Given exercise:
Which rows below contain the string "price"? Return each of those rows in full.

Record set:
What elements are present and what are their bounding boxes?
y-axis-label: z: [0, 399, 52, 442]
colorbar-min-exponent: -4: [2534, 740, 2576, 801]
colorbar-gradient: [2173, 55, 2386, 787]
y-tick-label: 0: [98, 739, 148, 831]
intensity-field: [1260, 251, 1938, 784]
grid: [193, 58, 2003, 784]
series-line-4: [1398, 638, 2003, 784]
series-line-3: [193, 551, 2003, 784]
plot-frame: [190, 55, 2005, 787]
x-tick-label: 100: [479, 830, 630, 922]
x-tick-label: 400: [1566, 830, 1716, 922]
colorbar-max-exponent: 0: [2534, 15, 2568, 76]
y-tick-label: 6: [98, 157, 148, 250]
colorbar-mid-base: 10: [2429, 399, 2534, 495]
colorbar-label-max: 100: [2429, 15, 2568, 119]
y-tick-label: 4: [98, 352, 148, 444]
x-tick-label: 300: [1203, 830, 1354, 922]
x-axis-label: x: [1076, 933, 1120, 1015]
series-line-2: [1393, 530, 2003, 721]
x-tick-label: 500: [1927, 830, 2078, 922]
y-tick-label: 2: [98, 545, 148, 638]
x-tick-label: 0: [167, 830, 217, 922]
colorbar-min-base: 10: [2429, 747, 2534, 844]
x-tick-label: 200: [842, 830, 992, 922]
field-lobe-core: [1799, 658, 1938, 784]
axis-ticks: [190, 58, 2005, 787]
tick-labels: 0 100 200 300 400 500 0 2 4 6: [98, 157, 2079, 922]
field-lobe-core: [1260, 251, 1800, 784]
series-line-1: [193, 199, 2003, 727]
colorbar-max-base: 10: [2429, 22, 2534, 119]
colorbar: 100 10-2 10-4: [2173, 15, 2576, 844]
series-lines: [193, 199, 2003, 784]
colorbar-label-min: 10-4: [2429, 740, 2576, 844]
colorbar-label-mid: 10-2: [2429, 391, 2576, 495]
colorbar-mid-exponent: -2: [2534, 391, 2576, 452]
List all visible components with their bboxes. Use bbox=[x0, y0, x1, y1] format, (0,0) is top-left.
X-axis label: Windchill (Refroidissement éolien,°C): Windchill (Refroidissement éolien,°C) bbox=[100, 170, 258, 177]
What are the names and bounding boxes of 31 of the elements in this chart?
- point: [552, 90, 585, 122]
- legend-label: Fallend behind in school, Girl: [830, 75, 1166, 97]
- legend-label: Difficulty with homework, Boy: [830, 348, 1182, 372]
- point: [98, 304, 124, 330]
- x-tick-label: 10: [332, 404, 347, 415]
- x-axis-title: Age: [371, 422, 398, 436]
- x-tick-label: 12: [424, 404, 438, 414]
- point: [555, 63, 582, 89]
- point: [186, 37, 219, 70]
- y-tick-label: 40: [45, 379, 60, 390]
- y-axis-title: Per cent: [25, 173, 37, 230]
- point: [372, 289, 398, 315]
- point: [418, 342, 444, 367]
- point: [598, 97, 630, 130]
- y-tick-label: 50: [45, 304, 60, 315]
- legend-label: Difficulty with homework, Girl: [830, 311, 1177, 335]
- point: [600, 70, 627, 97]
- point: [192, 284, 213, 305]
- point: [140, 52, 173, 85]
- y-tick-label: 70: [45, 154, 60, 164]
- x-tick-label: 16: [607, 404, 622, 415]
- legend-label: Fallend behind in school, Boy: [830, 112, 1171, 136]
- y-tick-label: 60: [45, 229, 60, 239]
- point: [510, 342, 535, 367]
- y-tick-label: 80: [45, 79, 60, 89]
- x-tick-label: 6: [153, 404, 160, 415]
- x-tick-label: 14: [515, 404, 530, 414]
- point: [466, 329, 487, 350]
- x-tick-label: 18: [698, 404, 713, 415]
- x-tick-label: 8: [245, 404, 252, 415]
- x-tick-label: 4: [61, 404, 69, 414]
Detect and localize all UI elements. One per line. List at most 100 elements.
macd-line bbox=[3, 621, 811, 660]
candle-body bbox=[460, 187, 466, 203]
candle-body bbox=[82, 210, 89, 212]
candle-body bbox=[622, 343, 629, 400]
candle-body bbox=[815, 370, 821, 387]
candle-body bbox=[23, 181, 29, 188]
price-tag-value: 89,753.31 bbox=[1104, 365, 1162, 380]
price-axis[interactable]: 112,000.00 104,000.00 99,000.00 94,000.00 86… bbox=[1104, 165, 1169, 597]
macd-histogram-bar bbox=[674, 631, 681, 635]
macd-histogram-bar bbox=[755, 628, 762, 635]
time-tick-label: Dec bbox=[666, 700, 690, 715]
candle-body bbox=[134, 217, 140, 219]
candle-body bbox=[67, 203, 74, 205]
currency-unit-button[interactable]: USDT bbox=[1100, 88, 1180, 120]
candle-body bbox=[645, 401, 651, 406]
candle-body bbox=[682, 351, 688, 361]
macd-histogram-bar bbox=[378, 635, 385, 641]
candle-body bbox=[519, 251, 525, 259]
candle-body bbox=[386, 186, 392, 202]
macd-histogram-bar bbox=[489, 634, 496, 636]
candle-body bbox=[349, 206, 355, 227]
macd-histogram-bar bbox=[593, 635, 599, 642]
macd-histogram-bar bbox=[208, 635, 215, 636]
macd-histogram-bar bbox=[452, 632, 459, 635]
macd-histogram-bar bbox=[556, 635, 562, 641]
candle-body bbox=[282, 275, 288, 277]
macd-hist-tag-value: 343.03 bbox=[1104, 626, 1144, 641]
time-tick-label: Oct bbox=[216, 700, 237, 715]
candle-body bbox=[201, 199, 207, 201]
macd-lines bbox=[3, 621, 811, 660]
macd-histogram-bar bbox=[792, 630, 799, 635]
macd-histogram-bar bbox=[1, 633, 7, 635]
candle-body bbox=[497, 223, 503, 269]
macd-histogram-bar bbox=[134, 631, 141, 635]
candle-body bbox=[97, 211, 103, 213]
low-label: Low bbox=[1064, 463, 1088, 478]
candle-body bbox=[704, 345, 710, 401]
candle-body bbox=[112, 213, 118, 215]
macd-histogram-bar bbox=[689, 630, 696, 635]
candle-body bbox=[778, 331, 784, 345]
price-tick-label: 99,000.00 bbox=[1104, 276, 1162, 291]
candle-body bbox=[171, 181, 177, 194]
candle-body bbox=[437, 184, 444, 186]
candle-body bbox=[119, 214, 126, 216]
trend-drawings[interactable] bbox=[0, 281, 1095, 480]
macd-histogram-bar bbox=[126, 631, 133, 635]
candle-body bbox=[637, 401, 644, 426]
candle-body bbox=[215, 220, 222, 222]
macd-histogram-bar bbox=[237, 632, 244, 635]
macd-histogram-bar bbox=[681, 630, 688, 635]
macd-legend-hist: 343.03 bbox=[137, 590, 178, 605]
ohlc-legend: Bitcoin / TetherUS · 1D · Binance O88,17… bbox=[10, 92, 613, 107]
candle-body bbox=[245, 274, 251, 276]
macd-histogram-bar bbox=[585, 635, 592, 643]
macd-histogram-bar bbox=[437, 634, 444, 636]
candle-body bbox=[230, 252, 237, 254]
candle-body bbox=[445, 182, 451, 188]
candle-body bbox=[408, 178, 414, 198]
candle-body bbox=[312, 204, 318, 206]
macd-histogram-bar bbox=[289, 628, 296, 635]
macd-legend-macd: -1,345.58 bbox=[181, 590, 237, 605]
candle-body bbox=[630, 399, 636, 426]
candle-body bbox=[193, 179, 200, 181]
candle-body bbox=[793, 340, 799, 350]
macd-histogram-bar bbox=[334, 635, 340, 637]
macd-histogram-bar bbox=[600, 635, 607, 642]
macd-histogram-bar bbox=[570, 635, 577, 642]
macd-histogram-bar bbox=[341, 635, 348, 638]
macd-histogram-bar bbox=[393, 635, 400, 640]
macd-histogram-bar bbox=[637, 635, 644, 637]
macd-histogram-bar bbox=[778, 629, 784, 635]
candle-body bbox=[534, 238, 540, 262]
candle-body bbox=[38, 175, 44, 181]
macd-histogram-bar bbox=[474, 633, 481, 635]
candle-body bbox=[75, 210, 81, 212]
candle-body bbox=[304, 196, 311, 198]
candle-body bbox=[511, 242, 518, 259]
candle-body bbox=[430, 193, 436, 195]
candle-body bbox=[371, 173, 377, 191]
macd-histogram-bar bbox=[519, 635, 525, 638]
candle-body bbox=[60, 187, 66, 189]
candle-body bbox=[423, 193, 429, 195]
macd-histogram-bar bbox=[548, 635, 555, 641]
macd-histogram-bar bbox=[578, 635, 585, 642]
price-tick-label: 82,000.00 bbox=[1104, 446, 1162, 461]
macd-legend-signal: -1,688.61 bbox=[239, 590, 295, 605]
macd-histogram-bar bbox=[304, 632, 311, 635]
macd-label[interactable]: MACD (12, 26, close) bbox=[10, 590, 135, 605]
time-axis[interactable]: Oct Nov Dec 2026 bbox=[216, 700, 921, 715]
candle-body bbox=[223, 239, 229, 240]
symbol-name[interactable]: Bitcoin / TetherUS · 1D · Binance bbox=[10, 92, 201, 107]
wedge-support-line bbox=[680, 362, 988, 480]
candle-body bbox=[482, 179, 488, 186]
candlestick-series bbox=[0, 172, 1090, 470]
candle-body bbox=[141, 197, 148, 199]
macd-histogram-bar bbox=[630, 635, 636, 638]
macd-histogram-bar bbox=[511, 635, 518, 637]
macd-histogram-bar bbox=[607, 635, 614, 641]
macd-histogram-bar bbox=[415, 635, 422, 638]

Written response:
price-tag-value: 89,753.31 bbox=[1104, 365, 1162, 380]
price-axis[interactable]: 112,000.00 104,000.00 99,000.00 94,000.00 86… bbox=[1104, 165, 1169, 597]
price-tick-label: 99,000.00 bbox=[1104, 276, 1162, 291]
price-tick-label: 82,000.00 bbox=[1104, 446, 1162, 461]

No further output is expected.